## Directions for this task
List every line in this data where the string "title" occurs.

## The input

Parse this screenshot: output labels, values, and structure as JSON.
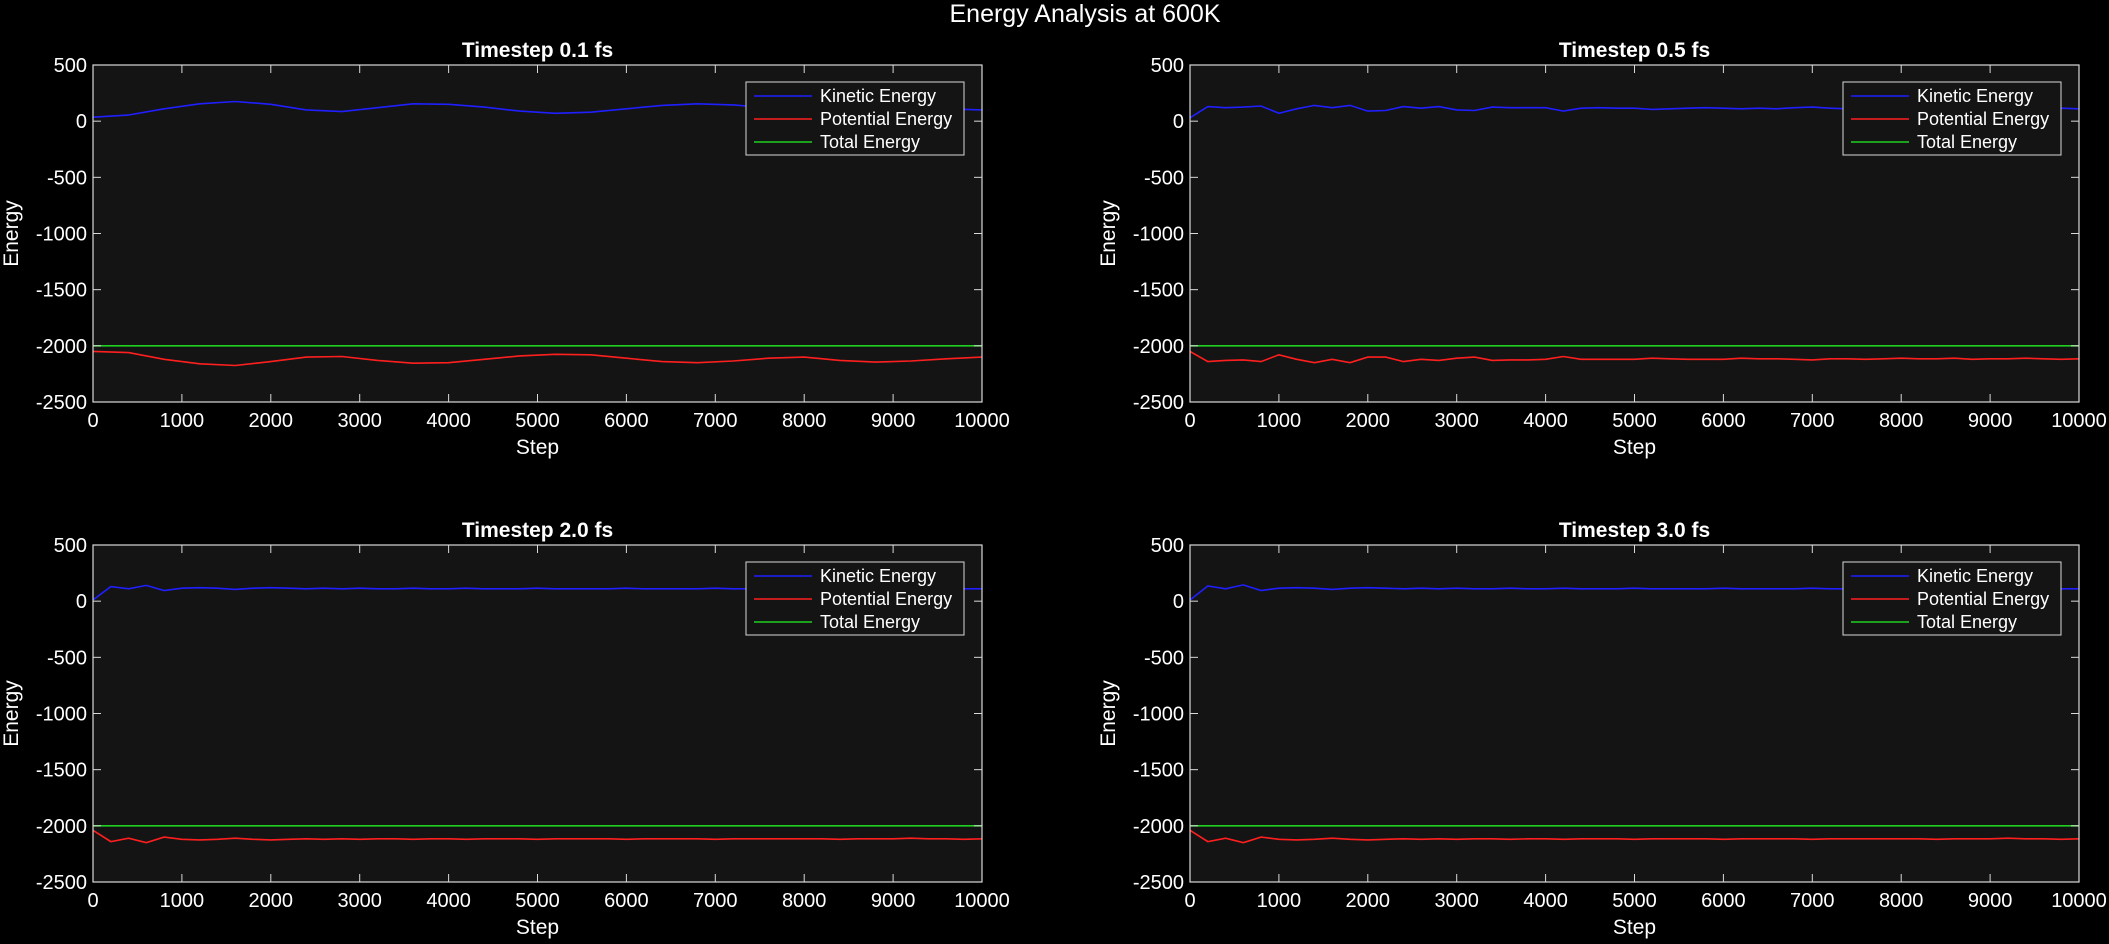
{
  "figure": {
    "title": "Energy Analysis at 600K",
    "background": "#000000",
    "axes_background": "#141414",
    "axes_color": "#d9d9d9"
  },
  "series_styles": [
    {
      "name": "Kinetic Energy",
      "color": "#1f1fff"
    },
    {
      "name": "Potential Energy",
      "color": "#ff1f1f"
    },
    {
      "name": "Total Energy",
      "color": "#1fd01f"
    }
  ],
  "chart_data": [
    {
      "type": "line",
      "title": "Timestep 0.1 fs",
      "xlabel": "Step",
      "ylabel": "Energy",
      "xlim": [
        0,
        10000
      ],
      "ylim": [
        -2500,
        500
      ],
      "xticks": [
        0,
        1000,
        2000,
        3000,
        4000,
        5000,
        6000,
        7000,
        8000,
        9000,
        10000
      ],
      "yticks": [
        500,
        0,
        -500,
        -1000,
        -1500,
        -2000,
        -2500
      ],
      "grid": false,
      "legend": "top-right",
      "x": [
        0,
        400,
        800,
        1200,
        1600,
        2000,
        2400,
        2800,
        3200,
        3600,
        4000,
        4400,
        4800,
        5200,
        5600,
        6000,
        6400,
        6800,
        7200,
        7600,
        8000,
        8400,
        8800,
        9200,
        9600,
        10000
      ],
      "series": [
        {
          "name": "Kinetic Energy",
          "values": [
            35,
            55,
            110,
            155,
            175,
            150,
            100,
            85,
            120,
            155,
            150,
            125,
            90,
            70,
            80,
            110,
            140,
            155,
            145,
            120,
            95,
            90,
            100,
            110,
            110,
            100
          ]
        },
        {
          "name": "Potential Energy",
          "values": [
            -2050,
            -2060,
            -2120,
            -2160,
            -2175,
            -2140,
            -2100,
            -2095,
            -2130,
            -2155,
            -2150,
            -2120,
            -2090,
            -2075,
            -2080,
            -2110,
            -2140,
            -2150,
            -2135,
            -2110,
            -2100,
            -2130,
            -2145,
            -2135,
            -2115,
            -2100
          ]
        },
        {
          "name": "Total Energy",
          "values": [
            -2000,
            -2000,
            -2000,
            -2000,
            -2000,
            -2000,
            -2000,
            -2000,
            -2000,
            -2000,
            -2000,
            -2000,
            -2000,
            -2000,
            -2000,
            -2000,
            -2000,
            -2000,
            -2000,
            -2000,
            -2000,
            -2000,
            -2000,
            -2000,
            -2000,
            -2000
          ]
        }
      ]
    },
    {
      "type": "line",
      "title": "Timestep 0.5 fs",
      "xlabel": "Step",
      "ylabel": "Energy",
      "xlim": [
        0,
        10000
      ],
      "ylim": [
        -2500,
        500
      ],
      "xticks": [
        0,
        1000,
        2000,
        3000,
        4000,
        5000,
        6000,
        7000,
        8000,
        9000,
        10000
      ],
      "yticks": [
        500,
        0,
        -500,
        -1000,
        -1500,
        -2000,
        -2500
      ],
      "grid": false,
      "legend": "top-right",
      "x": [
        0,
        200,
        400,
        600,
        800,
        1000,
        1200,
        1400,
        1600,
        1800,
        2000,
        2200,
        2400,
        2600,
        2800,
        3000,
        3200,
        3400,
        3600,
        3800,
        4000,
        4200,
        4400,
        4600,
        4800,
        5000,
        5200,
        5400,
        5600,
        5800,
        6000,
        6200,
        6400,
        6600,
        6800,
        7000,
        7200,
        7400,
        7600,
        7800,
        8000,
        8200,
        8400,
        8600,
        8800,
        9000,
        9200,
        9400,
        9600,
        9800,
        10000
      ],
      "series": [
        {
          "name": "Kinetic Energy",
          "values": [
            30,
            130,
            120,
            125,
            135,
            70,
            110,
            140,
            120,
            140,
            90,
            95,
            130,
            115,
            130,
            100,
            95,
            125,
            120,
            120,
            120,
            90,
            115,
            120,
            115,
            115,
            105,
            110,
            115,
            120,
            115,
            110,
            115,
            110,
            120,
            125,
            115,
            110,
            115,
            110,
            105,
            110,
            110,
            105,
            115,
            110,
            110,
            105,
            110,
            115,
            110
          ]
        },
        {
          "name": "Potential Energy",
          "values": [
            -2050,
            -2140,
            -2130,
            -2125,
            -2140,
            -2080,
            -2120,
            -2150,
            -2120,
            -2150,
            -2100,
            -2100,
            -2140,
            -2120,
            -2130,
            -2110,
            -2100,
            -2130,
            -2125,
            -2125,
            -2120,
            -2095,
            -2120,
            -2120,
            -2120,
            -2120,
            -2110,
            -2115,
            -2120,
            -2120,
            -2120,
            -2110,
            -2115,
            -2115,
            -2120,
            -2125,
            -2115,
            -2115,
            -2120,
            -2115,
            -2110,
            -2115,
            -2115,
            -2110,
            -2120,
            -2115,
            -2115,
            -2110,
            -2115,
            -2120,
            -2115
          ]
        },
        {
          "name": "Total Energy",
          "values": [
            -2000,
            -2000,
            -2000,
            -2000,
            -2000,
            -2000,
            -2000,
            -2000,
            -2000,
            -2000,
            -2000,
            -2000,
            -2000,
            -2000,
            -2000,
            -2000,
            -2000,
            -2000,
            -2000,
            -2000,
            -2000,
            -2000,
            -2000,
            -2000,
            -2000,
            -2000,
            -2000,
            -2000,
            -2000,
            -2000,
            -2000,
            -2000,
            -2000,
            -2000,
            -2000,
            -2000,
            -2000,
            -2000,
            -2000,
            -2000,
            -2000,
            -2000,
            -2000,
            -2000,
            -2000,
            -2000,
            -2000,
            -2000,
            -2000,
            -2000,
            -2000
          ]
        }
      ]
    },
    {
      "type": "line",
      "title": "Timestep 2.0 fs",
      "xlabel": "Step",
      "ylabel": "Energy",
      "xlim": [
        0,
        10000
      ],
      "ylim": [
        -2500,
        500
      ],
      "xticks": [
        0,
        1000,
        2000,
        3000,
        4000,
        5000,
        6000,
        7000,
        8000,
        9000,
        10000
      ],
      "yticks": [
        500,
        0,
        -500,
        -1000,
        -1500,
        -2000,
        -2500
      ],
      "grid": false,
      "legend": "top-right",
      "x": [
        0,
        200,
        400,
        600,
        800,
        1000,
        1200,
        1400,
        1600,
        1800,
        2000,
        2200,
        2400,
        2600,
        2800,
        3000,
        3200,
        3400,
        3600,
        3800,
        4000,
        4200,
        4400,
        4600,
        4800,
        5000,
        5200,
        5400,
        5600,
        5800,
        6000,
        6200,
        6400,
        6600,
        6800,
        7000,
        7200,
        7400,
        7600,
        7800,
        8000,
        8200,
        8400,
        8600,
        8800,
        9000,
        9200,
        9400,
        9600,
        9800,
        10000
      ],
      "series": [
        {
          "name": "Kinetic Energy",
          "values": [
            10,
            130,
            110,
            140,
            95,
            115,
            120,
            115,
            105,
            115,
            120,
            115,
            110,
            115,
            110,
            115,
            110,
            110,
            115,
            110,
            110,
            115,
            110,
            110,
            110,
            115,
            110,
            110,
            110,
            110,
            115,
            110,
            110,
            110,
            110,
            115,
            110,
            110,
            110,
            110,
            110,
            110,
            115,
            110,
            110,
            110,
            110,
            110,
            110,
            110,
            110
          ]
        },
        {
          "name": "Potential Energy",
          "values": [
            -2040,
            -2140,
            -2110,
            -2150,
            -2100,
            -2120,
            -2125,
            -2120,
            -2110,
            -2120,
            -2125,
            -2120,
            -2115,
            -2120,
            -2115,
            -2120,
            -2115,
            -2115,
            -2120,
            -2115,
            -2115,
            -2120,
            -2115,
            -2115,
            -2115,
            -2120,
            -2115,
            -2115,
            -2115,
            -2115,
            -2120,
            -2115,
            -2115,
            -2115,
            -2115,
            -2120,
            -2115,
            -2115,
            -2115,
            -2115,
            -2115,
            -2115,
            -2120,
            -2115,
            -2115,
            -2115,
            -2110,
            -2115,
            -2115,
            -2120,
            -2115
          ]
        },
        {
          "name": "Total Energy",
          "values": [
            -2000,
            -2000,
            -2000,
            -2000,
            -2000,
            -2000,
            -2000,
            -2000,
            -2000,
            -2000,
            -2000,
            -2000,
            -2000,
            -2000,
            -2000,
            -2000,
            -2000,
            -2000,
            -2000,
            -2000,
            -2000,
            -2000,
            -2000,
            -2000,
            -2000,
            -2000,
            -2000,
            -2000,
            -2000,
            -2000,
            -2000,
            -2000,
            -2000,
            -2000,
            -2000,
            -2000,
            -2000,
            -2000,
            -2000,
            -2000,
            -2000,
            -2000,
            -2000,
            -2000,
            -2000,
            -2000,
            -2000,
            -2000,
            -2000,
            -2000,
            -2000
          ]
        }
      ]
    },
    {
      "type": "line",
      "title": "Timestep 3.0 fs",
      "xlabel": "Step",
      "ylabel": "Energy",
      "xlim": [
        0,
        10000
      ],
      "ylim": [
        -2500,
        500
      ],
      "xticks": [
        0,
        1000,
        2000,
        3000,
        4000,
        5000,
        6000,
        7000,
        8000,
        9000,
        10000
      ],
      "yticks": [
        500,
        0,
        -500,
        -1000,
        -1500,
        -2000,
        -2500
      ],
      "grid": false,
      "legend": "top-right",
      "x": [
        0,
        200,
        400,
        600,
        800,
        1000,
        1200,
        1400,
        1600,
        1800,
        2000,
        2200,
        2400,
        2600,
        2800,
        3000,
        3200,
        3400,
        3600,
        3800,
        4000,
        4200,
        4400,
        4600,
        4800,
        5000,
        5200,
        5400,
        5600,
        5800,
        6000,
        6200,
        6400,
        6600,
        6800,
        7000,
        7200,
        7400,
        7600,
        7800,
        8000,
        8200,
        8400,
        8600,
        8800,
        9000,
        9200,
        9400,
        9600,
        9800,
        10000
      ],
      "series": [
        {
          "name": "Kinetic Energy",
          "values": [
            10,
            135,
            110,
            145,
            95,
            115,
            120,
            115,
            105,
            115,
            120,
            115,
            110,
            115,
            110,
            115,
            110,
            110,
            115,
            110,
            110,
            115,
            110,
            110,
            110,
            115,
            110,
            110,
            110,
            110,
            115,
            110,
            110,
            110,
            110,
            115,
            110,
            110,
            110,
            110,
            110,
            110,
            115,
            110,
            110,
            110,
            110,
            110,
            110,
            110,
            110
          ]
        },
        {
          "name": "Potential Energy",
          "values": [
            -2040,
            -2140,
            -2110,
            -2150,
            -2100,
            -2120,
            -2125,
            -2120,
            -2110,
            -2120,
            -2125,
            -2120,
            -2115,
            -2120,
            -2115,
            -2120,
            -2115,
            -2115,
            -2120,
            -2115,
            -2115,
            -2120,
            -2115,
            -2115,
            -2115,
            -2120,
            -2115,
            -2115,
            -2115,
            -2115,
            -2120,
            -2115,
            -2115,
            -2115,
            -2115,
            -2120,
            -2115,
            -2115,
            -2115,
            -2115,
            -2115,
            -2115,
            -2120,
            -2115,
            -2115,
            -2115,
            -2110,
            -2115,
            -2115,
            -2120,
            -2115
          ]
        },
        {
          "name": "Total Energy",
          "values": [
            -2000,
            -2000,
            -2000,
            -2000,
            -2000,
            -2000,
            -2000,
            -2000,
            -2000,
            -2000,
            -2000,
            -2000,
            -2000,
            -2000,
            -2000,
            -2000,
            -2000,
            -2000,
            -2000,
            -2000,
            -2000,
            -2000,
            -2000,
            -2000,
            -2000,
            -2000,
            -2000,
            -2000,
            -2000,
            -2000,
            -2000,
            -2000,
            -2000,
            -2000,
            -2000,
            -2000,
            -2000,
            -2000,
            -2000,
            -2000,
            -2000,
            -2000,
            -2000,
            -2000,
            -2000,
            -2000,
            -2000,
            -2000,
            -2000,
            -2000,
            -2000
          ]
        }
      ]
    }
  ]
}
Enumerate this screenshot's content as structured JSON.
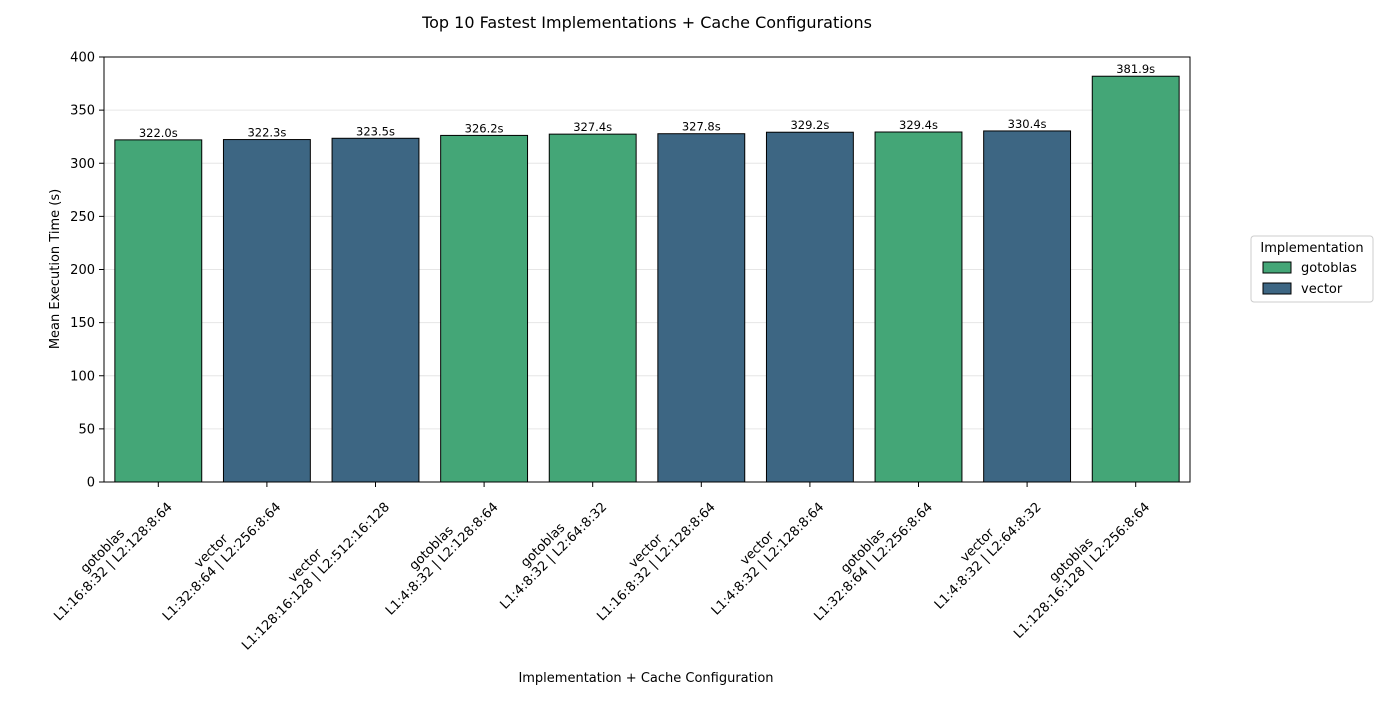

## Task solution
    "title": "Energy Analysis at 600K",
      "title": "Timestep 0.1 fs",
      "title": "Timestep 0.5 fs",
      "title": "Timestep 2.0 fs",
      "title": "Timestep 3.0 fs",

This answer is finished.